What is expected: Every entry below must be repeated exactly; skip the pictures.

Stored items:
►

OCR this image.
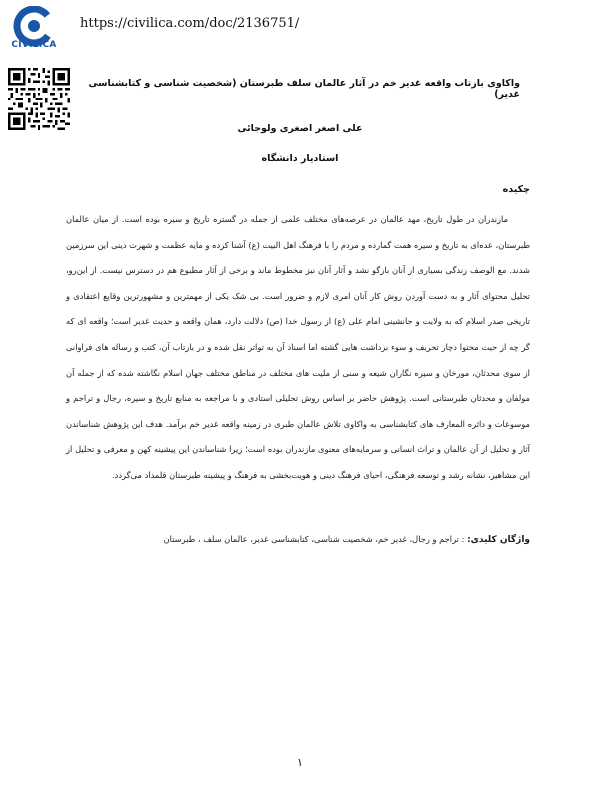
CIVILICA
https://civilica.com/doc/2136751/
واکاوی بازتاب واقعه غدیر خم در آثار عالمان سلف طبرستان (شخصیت شناسی و کتابشناسی غدیر)
علی اصغر اصغری ولوجائی
استادیار دانشگاه
چکیده
مازندران در طول تاریخ، مهد عالمان در عرصه‌های مختلف علمی از جمله در گستره تاریخ و سیره بوده است. از میان عالمان طبرستان، عده‌ای به تاریخ و سیره همت گمارده و مردم را با فرهنگ اهل البیت (ع) آشنا کرده و مایه عظمت و شهرت دینی این سرزمین شدند. مع الوصف زندگی بسیاری از آنان بازگو نشد و آثار آنان نیز مخطوط ماند و برخی از آثار مطبوع هم در دسترس نیست. از این‌رو، تحلیل محتوای آثار و به دست آوردن روش کار آنان امری لازم و ضرور است. بی شک یکی از مهمترین و مشهورترین وقایع اعتقادی و تاریخی صدر اسلام که به ولایت و جانشینی امام علی (ع) از رسول خدا (ص) دلالت دارد، همان واقعه و حدیث غدیر است؛ واقعه ای که گر چه از حیث محتوا دچار تحریف و سوء برداشت هایی گشته اما اسناد آن به تواتر نقل شده و در بازتاب آن، کتب و رساله های فراوانی از سوی محدثان، مورخان و سیره نگاران شیعه و سنی از ملیت های مختلف در مناطق مختلف جهان اسلام نگاشته شده که از جمله آن مولفان و محدثان طبرستانی است. پژوهش حاضر بر اساس روش تحلیلی استادی و با مراجعه به منابع تاریخ و سیره، رجال و تراجم و موسوعات و دائره المعارف های کتابشناسی به واکاوی تلاش عالمان طبری در زمینه واقعه غدیر خم برآمد. هدف این پژوهش شناساندن آثار و تحلیل از آن عالمان و تراث انسانی و سرمایه‌های معنوی مازندران بوده است؛ زیرا شناساندن این پیشینه کهن و معرفی و تحلیل از این مشاهیر، نشانه رشد و توسعه فرهنگی، احیای فرهنگ دینی و هویت‌بخشی به فرهنگ و پیشینه طبرستان قلمداد می‌گردد.
واژگان کلیدی: : تراجم و رجال، غدیر خم، شخصیت شناسی، کتابشناسی غدیر، عالمان سلف ، طبرستان
۱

◄

Answer for this exercise:
OCR this image.
CIVILICA
https://civilica.com/doc/2136751/
واکاوی بازتاب واقعه غدیر خم در آثار عالمان سلف طبرستان (شخصیت شناسی و کتابشناسی غدیر)
علی اصغر اصغری ولوجائی
استادیار دانشگاه
چکیده
مازندران در طول تاریخ، مهد عالمان در عرصه‌های مختلف علمی از جمله در گستره تاریخ و سیره بوده است. از میان عالمان طبرستان، عده‌ای به تاریخ و سیره همت گمارده و مردم را با فرهنگ اهل البیت (ع) آشنا کرده و مایه عظمت و شهرت دینی این سرزمین شدند. مع الوصف زندگی بسیاری از آنان بازگو نشد و آثار آنان نیز مخطوط ماند و برخی از آثار مطبوع هم در دسترس نیست. از این‌رو، تحلیل محتوای آثار و به دست آوردن روش کار آنان امری لازم و ضرور است. بی شک یکی از مهمترین و مشهورترین وقایع اعتقادی و تاریخی صدر اسلام که به ولایت و جانشینی امام علی (ع) از رسول خدا (ص) دلالت دارد، همان واقعه و حدیث غدیر است؛ واقعه ای که گر چه از حیث محتوا دچار تحریف و سوء برداشت هایی گشته اما اسناد آن به تواتر نقل شده و در بازتاب آن، کتب و رساله های فراوانی از سوی محدثان، مورخان و سیره نگاران شیعه و سنی از ملیت های مختلف در مناطق مختلف جهان اسلام نگاشته شده که از جمله آن مولفان و محدثان طبرستانی است. پژوهش حاضر بر اساس روش تحلیلی استادی و با مراجعه به منابع تاریخ و سیره، رجال و تراجم و موسوعات و دائره المعارف های کتابشناسی به واکاوی تلاش عالمان طبری در زمینه واقعه غدیر خم برآمد. هدف این پژوهش شناساندن آثار و تحلیل از آن عالمان و تراث انسانی و سرمایه‌های معنوی مازندران بوده است؛ زیرا شناساندن این پیشینه کهن و معرفی و تحلیل از این مشاهیر، نشانه رشد و توسعه فرهنگی، احیای فرهنگ دینی و هویت‌بخشی به فرهنگ و پیشینه طبرستان قلمداد می‌گردد.
واژگان کلیدی: : تراجم و رجال، غدیر خم، شخصیت شناسی، کتابشناسی غدیر، عالمان سلف ، طبرستان
۱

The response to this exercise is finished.